== Provided passage ==
Meeting Room Booking

Enterprise calendar systems manage meeting room resources alongside user calendars. A room is a calendar with its own events (bookings) and free/busy status. Booking flow: the organizer adds a room to the meeting invitation. The system checks the room free/busy. If available: the room is booked (an event is added to the room calendar). If unavailable: suggest alternative rooms that are available for the requested time. Room selection algorithm: from available rooms, rank by: capacity match (do not book a 20-person room for a 3-person meeting — waste), floor/building proximity (prefer rooms near the attendees offices), equipment match (the meeting requires a video conferencing setup), and historical preference (the team usually books this room). Preventing double-booking: the room booking must be atomic. Two organizers booking the same room at the same time: use a database constraint or SELECT FOR UPDATE on the room calendar. Only one booking succeeds. The other receives a “room no longer available” error and must select a different room. Auto-release: if no one checks in to the room within 10 minutes of the meeting start (detected by room sensors, Bluetooth beacons, or manual check-in), the booking is auto-released and the room becomes available. This prevents “ghost bookings” that waste room capacity.
===
* **Apply what you read**:
(1) Condense the paragraph beginning "Enterprise calendar systems manage" from the meeting room booking passage into a bulleted list that keeps its main facts.
(2) Extend the meeting room booking passage with further text that follows on from its last sentence.
== Raw data ==
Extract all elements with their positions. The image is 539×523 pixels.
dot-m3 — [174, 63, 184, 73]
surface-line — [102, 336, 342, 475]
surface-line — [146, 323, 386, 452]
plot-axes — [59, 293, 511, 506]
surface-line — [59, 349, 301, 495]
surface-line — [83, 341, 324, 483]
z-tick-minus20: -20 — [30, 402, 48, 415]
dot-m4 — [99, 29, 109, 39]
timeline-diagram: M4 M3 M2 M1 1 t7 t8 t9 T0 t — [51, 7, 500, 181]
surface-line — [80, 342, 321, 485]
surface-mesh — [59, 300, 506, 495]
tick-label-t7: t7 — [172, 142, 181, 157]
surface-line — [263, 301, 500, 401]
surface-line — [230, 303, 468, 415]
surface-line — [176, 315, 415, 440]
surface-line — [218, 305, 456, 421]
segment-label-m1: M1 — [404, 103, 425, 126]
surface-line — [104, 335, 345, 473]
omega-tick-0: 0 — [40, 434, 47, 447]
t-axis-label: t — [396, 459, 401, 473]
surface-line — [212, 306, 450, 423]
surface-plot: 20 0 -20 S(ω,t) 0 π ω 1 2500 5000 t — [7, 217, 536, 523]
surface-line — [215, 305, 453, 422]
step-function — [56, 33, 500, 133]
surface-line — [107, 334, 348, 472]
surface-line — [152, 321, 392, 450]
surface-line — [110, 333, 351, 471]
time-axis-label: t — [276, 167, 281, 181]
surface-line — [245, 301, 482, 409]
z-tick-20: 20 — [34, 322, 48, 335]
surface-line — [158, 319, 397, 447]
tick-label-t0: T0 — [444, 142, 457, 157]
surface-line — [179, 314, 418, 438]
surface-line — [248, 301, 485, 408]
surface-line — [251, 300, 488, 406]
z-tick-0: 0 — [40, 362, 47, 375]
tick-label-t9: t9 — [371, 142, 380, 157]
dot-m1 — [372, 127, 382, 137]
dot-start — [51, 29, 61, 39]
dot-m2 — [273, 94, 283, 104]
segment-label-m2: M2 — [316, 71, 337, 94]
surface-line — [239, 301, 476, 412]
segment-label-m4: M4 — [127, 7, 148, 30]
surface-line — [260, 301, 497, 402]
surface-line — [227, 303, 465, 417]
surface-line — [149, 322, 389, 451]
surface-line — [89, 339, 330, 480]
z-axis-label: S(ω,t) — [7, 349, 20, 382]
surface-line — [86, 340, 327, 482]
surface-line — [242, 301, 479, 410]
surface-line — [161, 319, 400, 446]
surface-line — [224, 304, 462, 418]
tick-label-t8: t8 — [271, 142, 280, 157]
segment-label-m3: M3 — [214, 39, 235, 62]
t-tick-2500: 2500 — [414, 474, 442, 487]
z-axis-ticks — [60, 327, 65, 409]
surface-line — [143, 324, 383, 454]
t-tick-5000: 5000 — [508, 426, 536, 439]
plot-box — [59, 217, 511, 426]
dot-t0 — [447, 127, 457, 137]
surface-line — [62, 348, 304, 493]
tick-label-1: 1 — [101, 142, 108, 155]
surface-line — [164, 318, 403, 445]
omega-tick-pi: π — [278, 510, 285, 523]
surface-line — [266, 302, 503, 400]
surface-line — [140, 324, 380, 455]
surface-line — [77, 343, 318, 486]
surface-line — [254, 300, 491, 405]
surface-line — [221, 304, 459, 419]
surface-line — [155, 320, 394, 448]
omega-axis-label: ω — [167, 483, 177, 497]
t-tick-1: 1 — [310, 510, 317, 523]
===
* **Answer list**:
(1)
- Enterprise calendar systems manage meeting rooms alongside user calendars. Each room is a calendar with its own bookings and free/busy status.
- Booking flow: the organizer adds a room to the invitation, and the system checks the room's free/busy status.
  - If the room is available, a booking event is added to the room calendar.
  - If it is unavailable, the system suggests other rooms that are free at the requested time.
- Available rooms are ranked by:
  - capacity match, to avoid putting a small meeting in a large room
  - floor or building proximity to attendees' offices
  - required equipment, such as video conferencing
  - the team's historical preference
- Double-booking prevention: bookings must be atomic, enforced with a database constraint or SELECT FOR UPDATE on the room calendar. When two organizers book at once, only one succeeds. The other gets a "room no longer available" error and must choose another room.
- Auto-release: if no one checks in within 10 minutes of the start, the booking is released and the room becomes available. Check-in can come from room sensors, Bluetooth beacons, or a manual check-in. This prevents "ghost bookings" that waste room capacity.

(2)
Calendar Sync and Interoperability

Users have calendars on multiple platforms (Google Calendar, Outlook, Apple Calendar). Sync protocols: CalDAV (RFC 4791) — the standard for calendar sync. The client sends a REPORT request with a sync-token. The server returns all changes since that token: new events, modified events, deleted events. The client applies changes and stores the new token. Incremental sync avoids downloading the entire calendar. iCalendar (.ics) — the standard event format. VEVENT components contain: DTSTART, DTEND, RRULE, SUMMARY, LOCATION, ATTENDEE, and ORGANIZER. .ics files are exchanged as email attachments for meeting invitations. Exchange ActiveSync — Microsoft protocol for Exchange/Outlook sync. Proprietary but widely supported. Google Calendar API — REST API for programmatic access. OAuth2 authentication. Supports: event CRUD, free/busy queries, calendar list management, and push notifications (via webhooks when events change). Cross-platform meeting invitations: the organizer sends an email with an .ics attachment. The recipient calendar app parses the .ics and adds the event. RSVP responses update the organizer event (accept/decline/tentative). This works across Google Calendar, Outlook, and Apple Calendar because they all support the iCalendar standard.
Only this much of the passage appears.